— Begin STORED RECORDS —

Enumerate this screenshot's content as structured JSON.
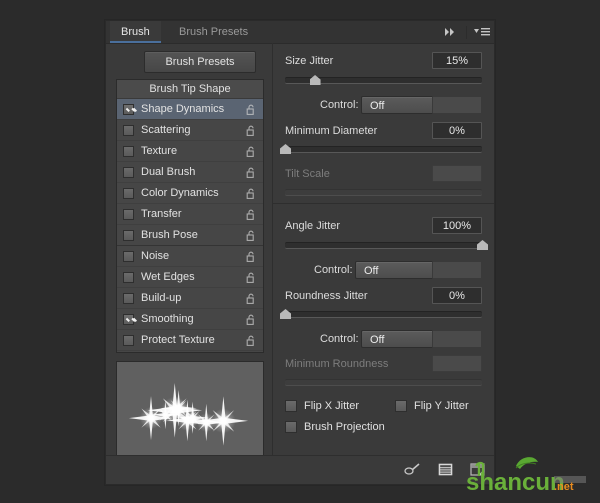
{
  "panel": {
    "tabs": [
      {
        "label": "Brush",
        "active": true
      },
      {
        "label": "Brush Presets",
        "active": false
      }
    ],
    "header_icons": {
      "collapse": "double-arrow-right-icon",
      "menu": "panel-menu-icon"
    }
  },
  "left": {
    "presets_button": "Brush Presets",
    "list_header": "Brush Tip Shape",
    "items": [
      {
        "label": "Shape Dynamics",
        "checked": true,
        "selected": true,
        "locked": false
      },
      {
        "label": "Scattering",
        "checked": false,
        "selected": false,
        "locked": false
      },
      {
        "label": "Texture",
        "checked": false,
        "selected": false,
        "locked": false
      },
      {
        "label": "Dual Brush",
        "checked": false,
        "selected": false,
        "locked": false
      },
      {
        "label": "Color Dynamics",
        "checked": false,
        "selected": false,
        "locked": false
      },
      {
        "label": "Transfer",
        "checked": false,
        "selected": false,
        "locked": false
      },
      {
        "label": "Brush Pose",
        "checked": false,
        "selected": false,
        "locked": false
      },
      {
        "label": "Noise",
        "checked": false,
        "selected": false,
        "locked": false
      },
      {
        "label": "Wet Edges",
        "checked": false,
        "selected": false,
        "locked": false
      },
      {
        "label": "Build-up",
        "checked": false,
        "selected": false,
        "locked": false
      },
      {
        "label": "Smoothing",
        "checked": true,
        "selected": false,
        "locked": false
      },
      {
        "label": "Protect Texture",
        "checked": false,
        "selected": false,
        "locked": false
      }
    ],
    "preview_alt": "brush-stroke-preview-sparkles"
  },
  "right": {
    "size_jitter": {
      "label": "Size Jitter",
      "value": "15%",
      "slider_pct": 15
    },
    "size_control": {
      "label": "Control:",
      "value": "Off"
    },
    "minimum_diameter": {
      "label": "Minimum Diameter",
      "value": "0%",
      "slider_pct": 0
    },
    "tilt_scale": {
      "label": "Tilt Scale",
      "value": "",
      "slider_pct": 0,
      "disabled": true
    },
    "angle_jitter": {
      "label": "Angle Jitter",
      "value": "100%",
      "slider_pct": 100
    },
    "angle_control": {
      "label": "Control:",
      "value": "Off"
    },
    "roundness_jitter": {
      "label": "Roundness Jitter",
      "value": "0%",
      "slider_pct": 0
    },
    "roundness_control": {
      "label": "Control:",
      "value": "Off"
    },
    "minimum_roundness": {
      "label": "Minimum Roundness",
      "value": "",
      "slider_pct": 0,
      "disabled": true
    },
    "flip_x": {
      "label": "Flip X Jitter",
      "checked": false
    },
    "flip_y": {
      "label": "Flip Y Jitter",
      "checked": false
    },
    "brush_projection": {
      "label": "Brush Projection",
      "checked": false
    }
  },
  "footer": {
    "icons": [
      {
        "name": "brush-toggle-icon"
      },
      {
        "name": "new-brush-preset-icon"
      },
      {
        "name": "delete-brush-icon"
      }
    ]
  },
  "watermark": {
    "text": "shancun",
    "suffix": ".net"
  },
  "colors": {
    "panel_bg": "#3a3a3a",
    "list_bg": "#464646",
    "selection": "#5a6472",
    "tab_accent": "#4a6f9c",
    "text": "#e0e0e0",
    "text_dim": "#7d7d7d",
    "field_bg": "#2e2e2e"
  }
}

— End STORED RECORDS —

Your copy should match the entries exactly, minus the pictures.

• [SOLUTION TO THIS TASK]:
Enumerate this screenshot's content as structured JSON.
{
  "panel": {
    "tabs": [
      {
        "label": "Brush",
        "active": true
      },
      {
        "label": "Brush Presets",
        "active": false
      }
    ],
    "header_icons": {
      "collapse": "double-arrow-right-icon",
      "menu": "panel-menu-icon"
    }
  },
  "left": {
    "presets_button": "Brush Presets",
    "list_header": "Brush Tip Shape",
    "items": [
      {
        "label": "Shape Dynamics",
        "checked": true,
        "selected": true,
        "locked": false
      },
      {
        "label": "Scattering",
        "checked": false,
        "selected": false,
        "locked": false
      },
      {
        "label": "Texture",
        "checked": false,
        "selected": false,
        "locked": false
      },
      {
        "label": "Dual Brush",
        "checked": false,
        "selected": false,
        "locked": false
      },
      {
        "label": "Color Dynamics",
        "checked": false,
        "selected": false,
        "locked": false
      },
      {
        "label": "Transfer",
        "checked": false,
        "selected": false,
        "locked": false
      },
      {
        "label": "Brush Pose",
        "checked": false,
        "selected": false,
        "locked": false
      },
      {
        "label": "Noise",
        "checked": false,
        "selected": false,
        "locked": false
      },
      {
        "label": "Wet Edges",
        "checked": false,
        "selected": false,
        "locked": false
      },
      {
        "label": "Build-up",
        "checked": false,
        "selected": false,
        "locked": false
      },
      {
        "label": "Smoothing",
        "checked": true,
        "selected": false,
        "locked": false
      },
      {
        "label": "Protect Texture",
        "checked": false,
        "selected": false,
        "locked": false
      }
    ],
    "preview_alt": "brush-stroke-preview-sparkles"
  },
  "right": {
    "size_jitter": {
      "label": "Size Jitter",
      "value": "15%",
      "slider_pct": 15
    },
    "size_control": {
      "label": "Control:",
      "value": "Off"
    },
    "minimum_diameter": {
      "label": "Minimum Diameter",
      "value": "0%",
      "slider_pct": 0
    },
    "tilt_scale": {
      "label": "Tilt Scale",
      "value": "",
      "slider_pct": 0,
      "disabled": true
    },
    "angle_jitter": {
      "label": "Angle Jitter",
      "value": "100%",
      "slider_pct": 100
    },
    "angle_control": {
      "label": "Control:",
      "value": "Off"
    },
    "roundness_jitter": {
      "label": "Roundness Jitter",
      "value": "0%",
      "slider_pct": 0
    },
    "roundness_control": {
      "label": "Control:",
      "value": "Off"
    },
    "minimum_roundness": {
      "label": "Minimum Roundness",
      "value": "",
      "slider_pct": 0,
      "disabled": true
    },
    "flip_x": {
      "label": "Flip X Jitter",
      "checked": false
    },
    "flip_y": {
      "label": "Flip Y Jitter",
      "checked": false
    },
    "brush_projection": {
      "label": "Brush Projection",
      "checked": false
    }
  },
  "footer": {
    "icons": [
      {
        "name": "brush-toggle-icon"
      },
      {
        "name": "new-brush-preset-icon"
      },
      {
        "name": "delete-brush-icon"
      }
    ]
  },
  "watermark": {
    "text": "shancun",
    "suffix": ".net"
  },
  "colors": {
    "panel_bg": "#3a3a3a",
    "list_bg": "#464646",
    "selection": "#5a6472",
    "tab_accent": "#4a6f9c",
    "text": "#e0e0e0",
    "text_dim": "#7d7d7d",
    "field_bg": "#2e2e2e"
  }
}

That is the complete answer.